PROBLEM STATEMENT
Pick out the lines below that contain the string "living" and copy them all.

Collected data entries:
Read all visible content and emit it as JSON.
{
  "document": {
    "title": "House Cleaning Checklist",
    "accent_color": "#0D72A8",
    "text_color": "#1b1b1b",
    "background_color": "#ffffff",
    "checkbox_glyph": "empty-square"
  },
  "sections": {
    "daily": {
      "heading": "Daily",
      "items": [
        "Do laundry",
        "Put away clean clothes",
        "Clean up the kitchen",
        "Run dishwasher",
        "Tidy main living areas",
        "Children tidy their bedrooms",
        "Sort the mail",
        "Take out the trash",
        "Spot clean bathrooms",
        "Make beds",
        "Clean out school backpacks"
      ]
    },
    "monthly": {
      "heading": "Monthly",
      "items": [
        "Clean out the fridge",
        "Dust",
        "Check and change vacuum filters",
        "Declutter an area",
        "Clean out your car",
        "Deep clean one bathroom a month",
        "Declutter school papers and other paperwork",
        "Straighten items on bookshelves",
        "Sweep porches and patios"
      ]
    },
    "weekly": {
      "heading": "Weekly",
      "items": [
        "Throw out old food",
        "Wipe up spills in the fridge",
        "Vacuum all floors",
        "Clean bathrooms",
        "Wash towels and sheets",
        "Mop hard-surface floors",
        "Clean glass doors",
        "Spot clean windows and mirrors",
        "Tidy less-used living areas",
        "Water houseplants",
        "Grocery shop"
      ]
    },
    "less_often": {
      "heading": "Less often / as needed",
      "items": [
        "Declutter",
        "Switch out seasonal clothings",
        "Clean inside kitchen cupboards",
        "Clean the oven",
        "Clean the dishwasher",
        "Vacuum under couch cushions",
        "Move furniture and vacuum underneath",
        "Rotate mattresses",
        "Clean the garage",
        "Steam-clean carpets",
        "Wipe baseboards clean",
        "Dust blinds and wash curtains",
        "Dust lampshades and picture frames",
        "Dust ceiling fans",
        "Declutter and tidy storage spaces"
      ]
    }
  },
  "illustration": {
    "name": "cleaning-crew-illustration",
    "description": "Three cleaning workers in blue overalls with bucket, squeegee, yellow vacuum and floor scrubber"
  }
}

THE ANSWER
        "Tidy main living areas",
        "Tidy less-used living areas",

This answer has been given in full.